### TASK DIRECTIONS
Please copy out every line of the records below verbatim, omitting the pictures.
[start of INPUT RECORDS]
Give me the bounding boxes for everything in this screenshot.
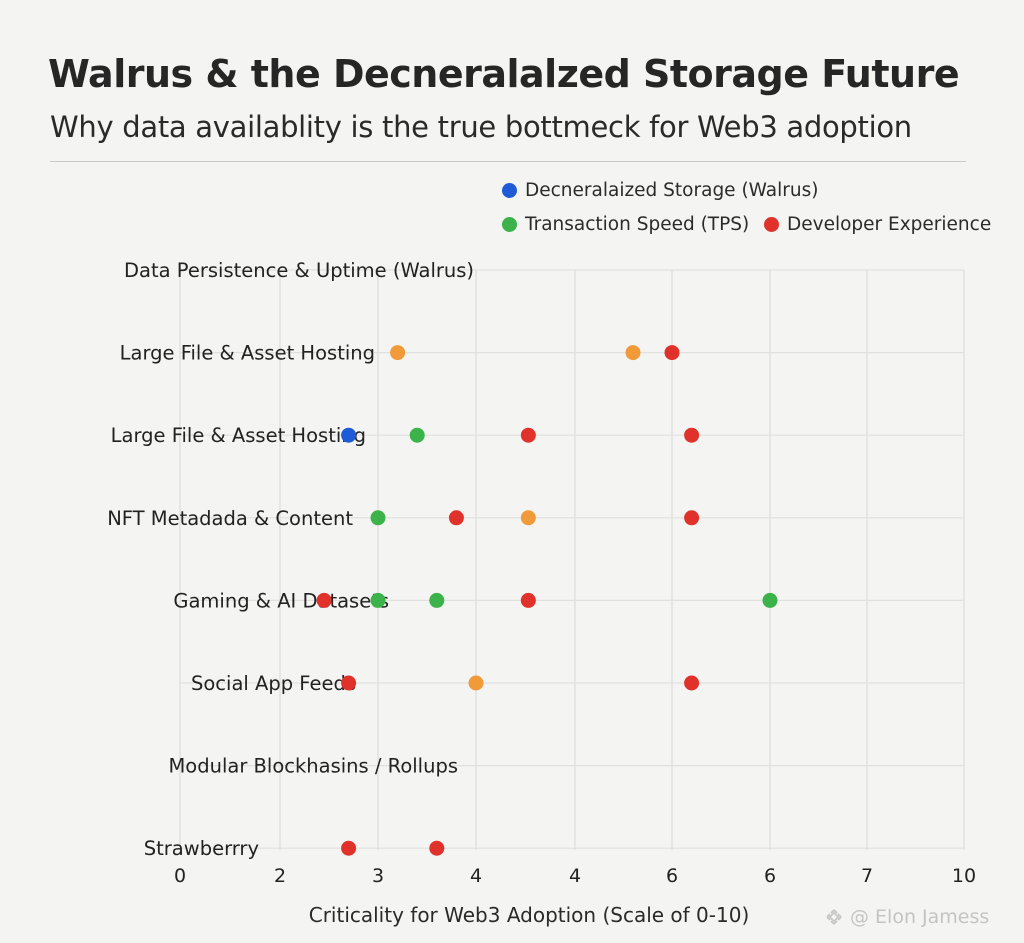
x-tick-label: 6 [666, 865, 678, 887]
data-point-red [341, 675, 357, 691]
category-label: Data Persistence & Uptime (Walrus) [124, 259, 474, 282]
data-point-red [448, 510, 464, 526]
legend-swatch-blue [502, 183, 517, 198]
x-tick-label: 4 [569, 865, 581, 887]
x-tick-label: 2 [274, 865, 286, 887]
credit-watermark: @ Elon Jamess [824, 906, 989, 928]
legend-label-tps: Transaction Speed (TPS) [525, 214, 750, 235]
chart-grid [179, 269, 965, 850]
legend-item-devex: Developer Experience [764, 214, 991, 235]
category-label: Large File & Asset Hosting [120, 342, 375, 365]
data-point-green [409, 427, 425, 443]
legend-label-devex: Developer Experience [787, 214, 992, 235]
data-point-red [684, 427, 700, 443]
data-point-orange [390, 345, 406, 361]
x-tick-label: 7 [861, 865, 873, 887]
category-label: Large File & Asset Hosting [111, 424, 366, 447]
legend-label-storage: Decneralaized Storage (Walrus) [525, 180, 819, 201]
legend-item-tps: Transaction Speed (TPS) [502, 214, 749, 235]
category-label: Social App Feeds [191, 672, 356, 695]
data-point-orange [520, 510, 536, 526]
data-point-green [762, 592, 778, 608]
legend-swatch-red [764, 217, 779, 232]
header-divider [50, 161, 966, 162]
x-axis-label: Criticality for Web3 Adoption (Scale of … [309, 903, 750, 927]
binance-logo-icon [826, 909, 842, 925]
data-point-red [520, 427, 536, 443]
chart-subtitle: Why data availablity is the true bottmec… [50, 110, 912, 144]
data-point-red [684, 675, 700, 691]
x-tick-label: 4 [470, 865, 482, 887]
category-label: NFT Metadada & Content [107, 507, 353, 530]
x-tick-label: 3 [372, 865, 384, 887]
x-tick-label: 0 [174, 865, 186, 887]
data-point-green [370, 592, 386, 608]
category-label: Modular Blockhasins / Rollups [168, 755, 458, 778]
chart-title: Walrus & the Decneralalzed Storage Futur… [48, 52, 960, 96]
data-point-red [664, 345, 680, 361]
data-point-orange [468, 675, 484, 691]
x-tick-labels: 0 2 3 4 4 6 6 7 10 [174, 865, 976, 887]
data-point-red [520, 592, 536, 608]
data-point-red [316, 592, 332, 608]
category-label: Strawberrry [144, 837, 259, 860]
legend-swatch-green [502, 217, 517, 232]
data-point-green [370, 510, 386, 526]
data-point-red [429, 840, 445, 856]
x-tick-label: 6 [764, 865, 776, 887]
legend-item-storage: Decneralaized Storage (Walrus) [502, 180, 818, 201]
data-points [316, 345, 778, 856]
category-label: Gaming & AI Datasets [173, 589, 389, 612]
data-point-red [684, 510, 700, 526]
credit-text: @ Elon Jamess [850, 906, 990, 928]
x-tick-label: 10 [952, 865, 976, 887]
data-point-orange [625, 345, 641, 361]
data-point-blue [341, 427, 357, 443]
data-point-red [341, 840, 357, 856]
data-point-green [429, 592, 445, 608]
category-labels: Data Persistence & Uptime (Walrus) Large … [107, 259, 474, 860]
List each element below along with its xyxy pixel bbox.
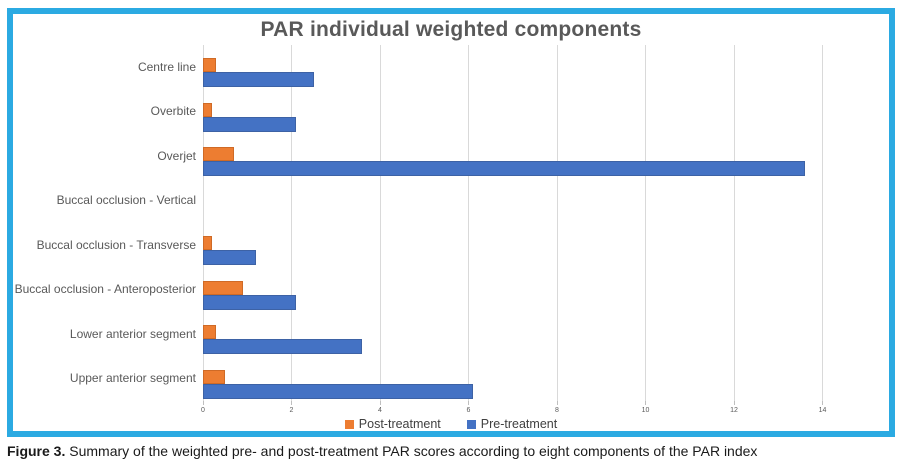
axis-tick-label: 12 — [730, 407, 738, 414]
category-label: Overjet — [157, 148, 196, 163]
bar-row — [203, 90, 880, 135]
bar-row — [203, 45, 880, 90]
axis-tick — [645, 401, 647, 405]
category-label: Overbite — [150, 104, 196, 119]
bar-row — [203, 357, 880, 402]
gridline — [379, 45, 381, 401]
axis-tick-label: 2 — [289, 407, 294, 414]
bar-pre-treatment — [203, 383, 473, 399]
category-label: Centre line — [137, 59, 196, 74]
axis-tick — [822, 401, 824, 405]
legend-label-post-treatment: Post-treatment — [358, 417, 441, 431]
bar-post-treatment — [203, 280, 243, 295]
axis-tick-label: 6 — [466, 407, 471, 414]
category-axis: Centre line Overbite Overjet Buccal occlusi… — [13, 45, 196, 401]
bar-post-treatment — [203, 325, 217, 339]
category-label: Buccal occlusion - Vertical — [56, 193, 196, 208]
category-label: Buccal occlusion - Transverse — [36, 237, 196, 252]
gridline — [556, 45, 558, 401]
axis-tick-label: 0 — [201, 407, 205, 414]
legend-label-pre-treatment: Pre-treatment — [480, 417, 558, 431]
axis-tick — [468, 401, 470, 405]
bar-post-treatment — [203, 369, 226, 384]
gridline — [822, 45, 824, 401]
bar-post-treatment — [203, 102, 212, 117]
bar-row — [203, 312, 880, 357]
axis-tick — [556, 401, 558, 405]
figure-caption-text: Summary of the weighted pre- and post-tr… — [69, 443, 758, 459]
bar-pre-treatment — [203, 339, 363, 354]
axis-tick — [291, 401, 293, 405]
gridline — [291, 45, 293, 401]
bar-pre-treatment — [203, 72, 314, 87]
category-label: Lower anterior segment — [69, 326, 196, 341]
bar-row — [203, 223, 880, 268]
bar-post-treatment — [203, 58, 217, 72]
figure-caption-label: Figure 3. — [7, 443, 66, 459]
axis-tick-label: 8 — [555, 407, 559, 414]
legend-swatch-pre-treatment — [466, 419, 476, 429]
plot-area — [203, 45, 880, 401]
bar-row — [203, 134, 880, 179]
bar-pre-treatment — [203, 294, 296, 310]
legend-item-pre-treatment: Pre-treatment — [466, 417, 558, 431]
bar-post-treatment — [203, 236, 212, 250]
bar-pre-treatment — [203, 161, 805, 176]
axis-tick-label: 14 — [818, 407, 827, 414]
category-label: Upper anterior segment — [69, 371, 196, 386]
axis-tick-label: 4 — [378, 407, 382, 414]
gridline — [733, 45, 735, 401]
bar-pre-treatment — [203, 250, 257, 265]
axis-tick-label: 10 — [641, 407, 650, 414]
[end of INPUT RECORDS]
### WORKED ANSWER
Give me the bounding boxes for everything in this screenshot.
x-tick-label: 6 [666, 865, 678, 887]
data-point-red [341, 675, 357, 691]
category-label: Data Persistence & Uptime (Walrus) [124, 259, 474, 282]
data-point-red [448, 510, 464, 526]
legend-swatch-blue [502, 183, 517, 198]
x-tick-label: 4 [569, 865, 581, 887]
x-tick-label: 2 [274, 865, 286, 887]
credit-watermark: @ Elon Jamess [824, 906, 989, 928]
legend-label-tps: Transaction Speed (TPS) [525, 214, 750, 235]
chart-grid [179, 269, 965, 850]
legend-item-devex: Developer Experience [764, 214, 991, 235]
category-label: Large File & Asset Hosting [120, 342, 375, 365]
data-point-green [409, 427, 425, 443]
legend-label-devex: Developer Experience [787, 214, 992, 235]
data-point-red [684, 427, 700, 443]
data-point-orange [390, 345, 406, 361]
x-tick-label: 7 [861, 865, 873, 887]
category-label: Large File & Asset Hosting [111, 424, 366, 447]
legend-label-storage: Decneralaized Storage (Walrus) [525, 180, 819, 201]
legend-item-tps: Transaction Speed (TPS) [502, 214, 749, 235]
category-label: Social App Feeds [191, 672, 356, 695]
data-point-orange [520, 510, 536, 526]
data-point-green [762, 592, 778, 608]
legend-swatch-red [764, 217, 779, 232]
header-divider [50, 161, 966, 162]
x-axis-label: Criticality for Web3 Adoption (Scale of … [309, 903, 750, 927]
binance-logo-icon [826, 909, 842, 925]
data-point-red [520, 427, 536, 443]
chart-subtitle: Why data availablity is the true bottmec… [50, 110, 912, 144]
data-point-red [684, 675, 700, 691]
x-tick-label: 4 [470, 865, 482, 887]
category-label: NFT Metadada & Content [107, 507, 353, 530]
x-tick-label: 3 [372, 865, 384, 887]
x-tick-label: 0 [174, 865, 186, 887]
data-point-green [370, 592, 386, 608]
category-label: Modular Blockhasins / Rollups [168, 755, 458, 778]
chart-title: Walrus & the Decneralalzed Storage Futur… [48, 52, 960, 96]
data-point-red [664, 345, 680, 361]
data-point-orange [468, 675, 484, 691]
x-tick-labels: 0 2 3 4 4 6 6 7 10 [174, 865, 976, 887]
data-point-red [520, 592, 536, 608]
data-point-red [316, 592, 332, 608]
category-label: Strawberrry [144, 837, 259, 860]
legend-swatch-green [502, 217, 517, 232]
data-point-green [370, 510, 386, 526]
data-point-red [429, 840, 445, 856]
x-tick-label: 6 [764, 865, 776, 887]
legend-item-storage: Decneralaized Storage (Walrus) [502, 180, 818, 201]
data-points [316, 345, 778, 856]
category-label: Gaming & AI Datasets [173, 589, 389, 612]
data-point-red [684, 510, 700, 526]
credit-text: @ Elon Jamess [850, 906, 990, 928]
x-tick-label: 10 [952, 865, 976, 887]
data-point-orange [625, 345, 641, 361]
data-point-blue [341, 427, 357, 443]
data-point-red [341, 840, 357, 856]
data-point-green [429, 592, 445, 608]
category-labels: Data Persistence & Uptime (Walrus) Large … [107, 259, 474, 860]
List each element below along with its xyxy pixel bbox.
axis-tick-label: 12 — [730, 407, 738, 414]
category-label: Overjet — [157, 148, 196, 163]
bar-row — [203, 90, 880, 135]
bar-row — [203, 45, 880, 90]
axis-tick — [645, 401, 647, 405]
category-label: Overbite — [150, 104, 196, 119]
bar-row — [203, 357, 880, 402]
gridline — [379, 45, 381, 401]
axis-tick-label: 2 — [289, 407, 294, 414]
bar-pre-treatment — [203, 383, 473, 399]
category-label: Centre line — [137, 59, 196, 74]
axis-tick — [822, 401, 824, 405]
legend-label-post-treatment: Post-treatment — [358, 417, 441, 431]
bar-post-treatment — [203, 280, 243, 295]
axis-tick-label: 6 — [466, 407, 471, 414]
category-axis: Centre line Overbite Overjet Buccal occlusi… — [13, 45, 196, 401]
bar-post-treatment — [203, 325, 217, 339]
category-label: Buccal occlusion - Vertical — [56, 193, 196, 208]
category-label: Buccal occlusion - Transverse — [36, 237, 196, 252]
gridline — [556, 45, 558, 401]
axis-tick-label: 0 — [201, 407, 205, 414]
legend-label-pre-treatment: Pre-treatment — [480, 417, 558, 431]
axis-tick — [468, 401, 470, 405]
bar-post-treatment — [203, 369, 226, 384]
gridline — [822, 45, 824, 401]
bar-post-treatment — [203, 102, 212, 117]
bar-row — [203, 312, 880, 357]
axis-tick — [556, 401, 558, 405]
figure-caption-text: Summary of the weighted pre- and post-tr… — [69, 443, 758, 459]
bar-pre-treatment — [203, 339, 363, 354]
axis-tick — [291, 401, 293, 405]
gridline — [291, 45, 293, 401]
bar-pre-treatment — [203, 72, 314, 87]
category-label: Lower anterior segment — [69, 326, 196, 341]
bar-row — [203, 223, 880, 268]
bar-post-treatment — [203, 58, 217, 72]
figure-caption-label: Figure 3. — [7, 443, 66, 459]
axis-tick-label: 8 — [555, 407, 559, 414]
legend-swatch-pre-treatment — [466, 419, 476, 429]
plot-area — [203, 45, 880, 401]
bar-row — [203, 134, 880, 179]
bar-pre-treatment — [203, 294, 296, 310]
legend-item-pre-treatment: Pre-treatment — [466, 417, 558, 431]
bar-post-treatment — [203, 236, 212, 250]
bar-pre-treatment — [203, 161, 805, 176]
axis-tick-label: 14 — [818, 407, 827, 414]
category-label: Upper anterior segment — [69, 371, 196, 386]
axis-tick-label: 4 — [378, 407, 382, 414]
gridline — [733, 45, 735, 401]
bar-pre-treatment — [203, 250, 257, 265]
axis-tick-label: 10 — [641, 407, 650, 414]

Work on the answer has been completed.